## Written task
Transcribe each record exactly. Include every one.

======== Excerpted records ========

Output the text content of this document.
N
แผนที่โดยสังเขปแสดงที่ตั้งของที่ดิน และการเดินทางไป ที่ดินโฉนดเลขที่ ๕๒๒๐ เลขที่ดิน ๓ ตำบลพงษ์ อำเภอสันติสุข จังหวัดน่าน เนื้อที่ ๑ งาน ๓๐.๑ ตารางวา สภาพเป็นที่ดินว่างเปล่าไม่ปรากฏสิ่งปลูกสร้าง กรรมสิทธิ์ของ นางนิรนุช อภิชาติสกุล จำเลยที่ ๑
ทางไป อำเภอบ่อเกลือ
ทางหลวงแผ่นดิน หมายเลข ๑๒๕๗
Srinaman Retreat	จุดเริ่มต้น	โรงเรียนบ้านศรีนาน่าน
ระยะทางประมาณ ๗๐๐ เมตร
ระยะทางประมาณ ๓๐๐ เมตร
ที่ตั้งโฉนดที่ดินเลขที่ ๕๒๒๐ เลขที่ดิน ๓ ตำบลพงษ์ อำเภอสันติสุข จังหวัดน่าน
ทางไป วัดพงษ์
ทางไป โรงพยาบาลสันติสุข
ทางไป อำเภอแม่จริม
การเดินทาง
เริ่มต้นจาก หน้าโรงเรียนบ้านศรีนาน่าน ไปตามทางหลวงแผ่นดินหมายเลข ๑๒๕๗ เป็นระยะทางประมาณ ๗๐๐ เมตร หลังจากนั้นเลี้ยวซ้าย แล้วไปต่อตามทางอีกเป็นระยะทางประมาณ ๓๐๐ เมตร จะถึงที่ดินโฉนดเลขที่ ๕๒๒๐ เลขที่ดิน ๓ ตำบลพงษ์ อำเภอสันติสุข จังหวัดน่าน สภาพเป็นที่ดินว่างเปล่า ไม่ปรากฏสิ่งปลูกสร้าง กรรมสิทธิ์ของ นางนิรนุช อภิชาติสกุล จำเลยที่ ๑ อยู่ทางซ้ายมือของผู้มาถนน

========

## Complete response
Output the text content of this document.
N
แผนที่โดยสังเขปแสดงที่ตั้งของที่ดิน และการเดินทางไป ที่ดินโฉนดเลขที่ ๕๒๒๐ เลขที่ดิน ๓ ตำบลพงษ์ อำเภอสันติสุข จังหวัดน่าน เนื้อที่ ๑ งาน ๓๐.๑ ตารางวา สภาพเป็นที่ดินว่างเปล่าไม่ปรากฏสิ่งปลูกสร้าง กรรมสิทธิ์ของ นางนิรนุช อภิชาติสกุล จำเลยที่ ๑
ทางไป อำเภอบ่อเกลือ
ทางหลวงแผ่นดิน หมายเลข ๑๒๕๗
Srinaman Retreat	จุดเริ่มต้น	โรงเรียนบ้านศรีนาน่าน
ระยะทางประมาณ ๗๐๐ เมตร
ระยะทางประมาณ ๓๐๐ เมตร
ที่ตั้งโฉนดที่ดินเลขที่ ๕๒๒๐ เลขที่ดิน ๓ ตำบลพงษ์ อำเภอสันติสุข จังหวัดน่าน
ทางไป วัดพงษ์
ทางไป โรงพยาบาลสันติสุข
ทางไป อำเภอแม่จริม
การเดินทาง
เริ่มต้นจาก หน้าโรงเรียนบ้านศรีนาน่าน ไปตามทางหลวงแผ่นดินหมายเลข ๑๒๕๗ เป็นระยะทางประมาณ ๗๐๐ เมตร หลังจากนั้นเลี้ยวซ้าย แล้วไปต่อตามทางอีกเป็นระยะทางประมาณ ๓๐๐ เมตร จะถึงที่ดินโฉนดเลขที่ ๕๒๒๐ เลขที่ดิน ๓ ตำบลพงษ์ อำเภอสันติสุข จังหวัดน่าน สภาพเป็นที่ดินว่างเปล่า ไม่ปรากฏสิ่งปลูกสร้าง กรรมสิทธิ์ของ นางนิรนุช อภิชาติสกุล จำเลยที่ ๑ อยู่ทางซ้ายมือของผู้มาถนน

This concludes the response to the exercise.